* [Input for this task]:
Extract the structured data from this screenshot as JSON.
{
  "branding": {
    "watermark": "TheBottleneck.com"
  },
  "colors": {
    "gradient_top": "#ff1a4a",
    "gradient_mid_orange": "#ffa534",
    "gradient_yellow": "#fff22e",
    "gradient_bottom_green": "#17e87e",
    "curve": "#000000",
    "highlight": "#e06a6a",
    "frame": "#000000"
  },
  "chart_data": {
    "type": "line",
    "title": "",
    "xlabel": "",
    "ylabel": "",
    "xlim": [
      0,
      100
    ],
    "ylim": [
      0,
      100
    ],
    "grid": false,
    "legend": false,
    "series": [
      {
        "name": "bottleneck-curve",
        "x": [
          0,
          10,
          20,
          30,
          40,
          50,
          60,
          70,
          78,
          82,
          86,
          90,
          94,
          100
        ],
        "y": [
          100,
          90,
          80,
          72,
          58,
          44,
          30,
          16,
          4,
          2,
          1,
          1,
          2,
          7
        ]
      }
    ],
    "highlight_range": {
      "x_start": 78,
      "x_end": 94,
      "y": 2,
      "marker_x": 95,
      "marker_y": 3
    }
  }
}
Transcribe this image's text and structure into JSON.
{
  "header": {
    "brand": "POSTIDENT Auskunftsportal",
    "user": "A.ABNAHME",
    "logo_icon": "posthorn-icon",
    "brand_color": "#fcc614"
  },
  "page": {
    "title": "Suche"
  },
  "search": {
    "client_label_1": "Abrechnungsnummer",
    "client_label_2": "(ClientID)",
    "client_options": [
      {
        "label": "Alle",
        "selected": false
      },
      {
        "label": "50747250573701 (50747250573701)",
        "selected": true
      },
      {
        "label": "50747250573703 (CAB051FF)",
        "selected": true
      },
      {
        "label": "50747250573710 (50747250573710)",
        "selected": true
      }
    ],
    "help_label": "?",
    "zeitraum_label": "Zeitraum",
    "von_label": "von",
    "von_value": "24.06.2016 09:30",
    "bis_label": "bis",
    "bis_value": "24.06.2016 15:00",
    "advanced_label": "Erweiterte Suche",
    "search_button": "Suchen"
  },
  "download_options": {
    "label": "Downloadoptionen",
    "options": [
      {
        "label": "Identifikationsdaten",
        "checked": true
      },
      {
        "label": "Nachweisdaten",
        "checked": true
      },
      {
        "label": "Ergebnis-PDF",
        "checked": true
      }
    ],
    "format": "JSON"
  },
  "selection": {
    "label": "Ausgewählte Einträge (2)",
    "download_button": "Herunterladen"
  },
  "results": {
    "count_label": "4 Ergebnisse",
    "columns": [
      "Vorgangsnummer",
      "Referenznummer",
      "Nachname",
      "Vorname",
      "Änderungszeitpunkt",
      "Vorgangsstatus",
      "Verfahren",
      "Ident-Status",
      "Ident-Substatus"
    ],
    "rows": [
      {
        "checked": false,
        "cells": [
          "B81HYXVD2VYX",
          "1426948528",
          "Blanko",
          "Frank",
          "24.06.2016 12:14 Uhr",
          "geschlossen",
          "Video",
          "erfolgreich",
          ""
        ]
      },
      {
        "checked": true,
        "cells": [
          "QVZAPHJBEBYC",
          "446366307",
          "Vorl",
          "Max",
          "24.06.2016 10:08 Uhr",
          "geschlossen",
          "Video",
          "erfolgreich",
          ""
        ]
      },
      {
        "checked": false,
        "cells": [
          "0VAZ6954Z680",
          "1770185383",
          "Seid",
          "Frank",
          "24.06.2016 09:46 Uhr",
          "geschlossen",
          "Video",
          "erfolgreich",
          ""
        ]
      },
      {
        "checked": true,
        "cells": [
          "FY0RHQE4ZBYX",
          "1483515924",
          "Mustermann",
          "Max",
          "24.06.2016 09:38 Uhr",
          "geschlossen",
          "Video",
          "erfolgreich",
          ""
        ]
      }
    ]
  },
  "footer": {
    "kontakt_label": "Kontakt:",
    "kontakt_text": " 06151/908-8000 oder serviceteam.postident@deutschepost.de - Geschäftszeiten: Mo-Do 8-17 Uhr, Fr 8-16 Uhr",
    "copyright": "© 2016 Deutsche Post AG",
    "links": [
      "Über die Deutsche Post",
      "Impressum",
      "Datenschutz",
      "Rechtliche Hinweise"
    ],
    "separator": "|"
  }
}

* [What to work on]:
Retype each record exactly, leaving nothing out.

* [Final result]:
Extract the structured data from this screenshot as JSON.
{
  "branding": {
    "watermark": "TheBottleneck.com"
  },
  "colors": {
    "gradient_top": "#ff1a4a",
    "gradient_mid_orange": "#ffa534",
    "gradient_yellow": "#fff22e",
    "gradient_bottom_green": "#17e87e",
    "curve": "#000000",
    "highlight": "#e06a6a",
    "frame": "#000000"
  },
  "chart_data": {
    "type": "line",
    "title": "",
    "xlabel": "",
    "ylabel": "",
    "xlim": [
      0,
      100
    ],
    "ylim": [
      0,
      100
    ],
    "grid": false,
    "legend": false,
    "series": [
      {
        "name": "bottleneck-curve",
        "x": [
          0,
          10,
          20,
          30,
          40,
          50,
          60,
          70,
          78,
          82,
          86,
          90,
          94,
          100
        ],
        "y": [
          100,
          90,
          80,
          72,
          58,
          44,
          30,
          16,
          4,
          2,
          1,
          1,
          2,
          7
        ]
      }
    ],
    "highlight_range": {
      "x_start": 78,
      "x_end": 94,
      "y": 2,
      "marker_x": 95,
      "marker_y": 3
    }
  }
}
Transcribe this image's text and structure into JSON.
{
  "header": {
    "brand": "POSTIDENT Auskunftsportal",
    "user": "A.ABNAHME",
    "logo_icon": "posthorn-icon",
    "brand_color": "#fcc614"
  },
  "page": {
    "title": "Suche"
  },
  "search": {
    "client_label_1": "Abrechnungsnummer",
    "client_label_2": "(ClientID)",
    "client_options": [
      {
        "label": "Alle",
        "selected": false
      },
      {
        "label": "50747250573701 (50747250573701)",
        "selected": true
      },
      {
        "label": "50747250573703 (CAB051FF)",
        "selected": true
      },
      {
        "label": "50747250573710 (50747250573710)",
        "selected": true
      }
    ],
    "help_label": "?",
    "zeitraum_label": "Zeitraum",
    "von_label": "von",
    "von_value": "24.06.2016 09:30",
    "bis_label": "bis",
    "bis_value": "24.06.2016 15:00",
    "advanced_label": "Erweiterte Suche",
    "search_button": "Suchen"
  },
  "download_options": {
    "label": "Downloadoptionen",
    "options": [
      {
        "label": "Identifikationsdaten",
        "checked": true
      },
      {
        "label": "Nachweisdaten",
        "checked": true
      },
      {
        "label": "Ergebnis-PDF",
        "checked": true
      }
    ],
    "format": "JSON"
  },
  "selection": {
    "label": "Ausgewählte Einträge (2)",
    "download_button": "Herunterladen"
  },
  "results": {
    "count_label": "4 Ergebnisse",
    "columns": [
      "Vorgangsnummer",
      "Referenznummer",
      "Nachname",
      "Vorname",
      "Änderungszeitpunkt",
      "Vorgangsstatus",
      "Verfahren",
      "Ident-Status",
      "Ident-Substatus"
    ],
    "rows": [
      {
        "checked": false,
        "cells": [
          "B81HYXVD2VYX",
          "1426948528",
          "Blanko",
          "Frank",
          "24.06.2016 12:14 Uhr",
          "geschlossen",
          "Video",
          "erfolgreich",
          ""
        ]
      },
      {
        "checked": true,
        "cells": [
          "QVZAPHJBEBYC",
          "446366307",
          "Vorl",
          "Max",
          "24.06.2016 10:08 Uhr",
          "geschlossen",
          "Video",
          "erfolgreich",
          ""
        ]
      },
      {
        "checked": false,
        "cells": [
          "0VAZ6954Z680",
          "1770185383",
          "Seid",
          "Frank",
          "24.06.2016 09:46 Uhr",
          "geschlossen",
          "Video",
          "erfolgreich",
          ""
        ]
      },
      {
        "checked": true,
        "cells": [
          "FY0RHQE4ZBYX",
          "1483515924",
          "Mustermann",
          "Max",
          "24.06.2016 09:38 Uhr",
          "geschlossen",
          "Video",
          "erfolgreich",
          ""
        ]
      }
    ]
  },
  "footer": {
    "kontakt_label": "Kontakt:",
    "kontakt_text": " 06151/908-8000 oder serviceteam.postident@deutschepost.de - Geschäftszeiten: Mo-Do 8-17 Uhr, Fr 8-16 Uhr",
    "copyright": "© 2016 Deutsche Post AG",
    "links": [
      "Über die Deutsche Post",
      "Impressum",
      "Datenschutz",
      "Rechtliche Hinweise"
    ],
    "separator": "|"
  }
}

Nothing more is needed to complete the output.